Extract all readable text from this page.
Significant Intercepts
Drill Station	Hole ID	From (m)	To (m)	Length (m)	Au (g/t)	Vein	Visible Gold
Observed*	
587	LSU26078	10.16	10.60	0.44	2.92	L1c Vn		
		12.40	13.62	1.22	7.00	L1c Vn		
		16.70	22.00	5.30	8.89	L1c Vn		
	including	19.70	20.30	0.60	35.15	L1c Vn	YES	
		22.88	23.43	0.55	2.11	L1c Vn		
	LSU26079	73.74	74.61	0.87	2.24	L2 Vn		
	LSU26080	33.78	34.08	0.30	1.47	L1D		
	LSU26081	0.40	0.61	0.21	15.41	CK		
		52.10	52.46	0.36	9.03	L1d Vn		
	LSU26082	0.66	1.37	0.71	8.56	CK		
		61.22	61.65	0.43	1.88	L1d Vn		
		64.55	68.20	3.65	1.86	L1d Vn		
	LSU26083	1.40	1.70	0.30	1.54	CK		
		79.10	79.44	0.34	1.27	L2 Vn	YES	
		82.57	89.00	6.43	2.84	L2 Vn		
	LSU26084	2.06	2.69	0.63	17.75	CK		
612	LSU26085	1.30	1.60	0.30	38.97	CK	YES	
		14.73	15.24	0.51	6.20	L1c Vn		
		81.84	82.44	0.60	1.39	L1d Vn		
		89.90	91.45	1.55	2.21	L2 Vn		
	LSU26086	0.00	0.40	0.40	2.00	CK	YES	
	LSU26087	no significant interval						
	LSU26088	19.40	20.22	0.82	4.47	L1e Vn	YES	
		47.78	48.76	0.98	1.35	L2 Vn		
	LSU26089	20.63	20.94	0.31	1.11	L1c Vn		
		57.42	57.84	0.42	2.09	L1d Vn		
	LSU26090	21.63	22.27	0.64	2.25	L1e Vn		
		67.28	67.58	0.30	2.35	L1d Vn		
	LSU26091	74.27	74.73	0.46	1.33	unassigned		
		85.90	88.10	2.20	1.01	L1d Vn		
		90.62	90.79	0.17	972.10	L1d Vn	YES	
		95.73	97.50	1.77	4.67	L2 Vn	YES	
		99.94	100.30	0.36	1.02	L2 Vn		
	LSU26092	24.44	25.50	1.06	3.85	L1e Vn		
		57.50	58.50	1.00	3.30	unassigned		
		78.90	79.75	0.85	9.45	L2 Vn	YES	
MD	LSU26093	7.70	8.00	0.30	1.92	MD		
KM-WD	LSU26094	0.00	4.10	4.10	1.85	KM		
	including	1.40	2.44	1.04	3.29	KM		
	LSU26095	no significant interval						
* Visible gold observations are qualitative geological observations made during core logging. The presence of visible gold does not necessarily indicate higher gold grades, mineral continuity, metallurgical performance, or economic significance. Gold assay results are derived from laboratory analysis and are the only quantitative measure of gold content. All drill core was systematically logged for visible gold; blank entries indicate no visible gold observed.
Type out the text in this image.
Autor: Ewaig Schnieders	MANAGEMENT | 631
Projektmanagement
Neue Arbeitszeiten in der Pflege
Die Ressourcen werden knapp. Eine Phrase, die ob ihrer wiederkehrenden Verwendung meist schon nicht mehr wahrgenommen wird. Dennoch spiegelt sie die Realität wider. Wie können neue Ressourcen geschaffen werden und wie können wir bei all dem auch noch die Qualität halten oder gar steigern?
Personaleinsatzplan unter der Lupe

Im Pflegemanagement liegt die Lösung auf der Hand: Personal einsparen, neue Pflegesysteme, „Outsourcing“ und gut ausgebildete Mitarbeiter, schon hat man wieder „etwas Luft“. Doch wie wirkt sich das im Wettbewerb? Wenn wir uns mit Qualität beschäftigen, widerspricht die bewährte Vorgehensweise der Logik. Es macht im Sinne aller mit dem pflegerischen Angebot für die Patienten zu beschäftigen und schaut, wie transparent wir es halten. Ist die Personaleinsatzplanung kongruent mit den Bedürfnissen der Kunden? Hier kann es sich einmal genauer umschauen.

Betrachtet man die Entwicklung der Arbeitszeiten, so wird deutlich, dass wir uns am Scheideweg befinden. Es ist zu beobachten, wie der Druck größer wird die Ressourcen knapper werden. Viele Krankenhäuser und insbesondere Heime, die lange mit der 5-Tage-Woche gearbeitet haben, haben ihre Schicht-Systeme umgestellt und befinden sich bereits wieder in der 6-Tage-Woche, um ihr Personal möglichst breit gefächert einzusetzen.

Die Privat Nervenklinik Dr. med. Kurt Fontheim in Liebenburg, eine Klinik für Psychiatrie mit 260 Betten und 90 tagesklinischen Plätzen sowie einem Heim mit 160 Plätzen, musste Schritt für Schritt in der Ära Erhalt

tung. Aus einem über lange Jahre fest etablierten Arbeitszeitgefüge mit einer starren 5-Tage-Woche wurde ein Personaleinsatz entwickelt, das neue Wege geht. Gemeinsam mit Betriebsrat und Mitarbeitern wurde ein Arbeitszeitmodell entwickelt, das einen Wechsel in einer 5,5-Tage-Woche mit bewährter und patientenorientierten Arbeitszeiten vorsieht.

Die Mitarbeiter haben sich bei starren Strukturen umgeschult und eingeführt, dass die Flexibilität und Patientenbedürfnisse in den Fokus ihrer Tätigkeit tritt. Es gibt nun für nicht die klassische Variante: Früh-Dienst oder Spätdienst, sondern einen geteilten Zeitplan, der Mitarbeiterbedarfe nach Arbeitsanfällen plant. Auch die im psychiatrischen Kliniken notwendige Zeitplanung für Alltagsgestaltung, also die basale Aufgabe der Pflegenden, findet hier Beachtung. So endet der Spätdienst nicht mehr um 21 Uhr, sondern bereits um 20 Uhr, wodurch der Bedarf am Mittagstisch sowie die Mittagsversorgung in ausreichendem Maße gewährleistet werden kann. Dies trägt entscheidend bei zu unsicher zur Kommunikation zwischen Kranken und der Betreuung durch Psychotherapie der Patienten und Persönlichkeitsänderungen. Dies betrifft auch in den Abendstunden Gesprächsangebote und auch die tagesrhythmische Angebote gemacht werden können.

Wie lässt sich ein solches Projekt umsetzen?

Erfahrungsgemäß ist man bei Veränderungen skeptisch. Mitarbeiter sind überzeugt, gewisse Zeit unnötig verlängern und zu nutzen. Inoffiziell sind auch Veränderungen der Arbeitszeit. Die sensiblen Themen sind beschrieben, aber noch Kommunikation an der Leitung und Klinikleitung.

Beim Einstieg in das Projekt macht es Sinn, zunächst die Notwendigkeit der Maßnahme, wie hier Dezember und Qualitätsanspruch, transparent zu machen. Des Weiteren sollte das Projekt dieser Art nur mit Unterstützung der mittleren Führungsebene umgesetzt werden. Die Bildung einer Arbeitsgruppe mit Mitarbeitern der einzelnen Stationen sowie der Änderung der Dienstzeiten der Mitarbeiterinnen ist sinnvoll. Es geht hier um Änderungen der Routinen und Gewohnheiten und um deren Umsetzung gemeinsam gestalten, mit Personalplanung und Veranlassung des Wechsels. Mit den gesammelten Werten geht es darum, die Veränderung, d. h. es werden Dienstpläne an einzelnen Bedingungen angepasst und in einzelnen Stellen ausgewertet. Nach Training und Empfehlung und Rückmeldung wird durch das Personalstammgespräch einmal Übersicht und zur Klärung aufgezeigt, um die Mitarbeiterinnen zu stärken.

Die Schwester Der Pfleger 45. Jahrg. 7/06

_Assignment_
List the lines of the entries that include "text".

_The completed task_
Extract all readable text from this page.
Type out the text in this image.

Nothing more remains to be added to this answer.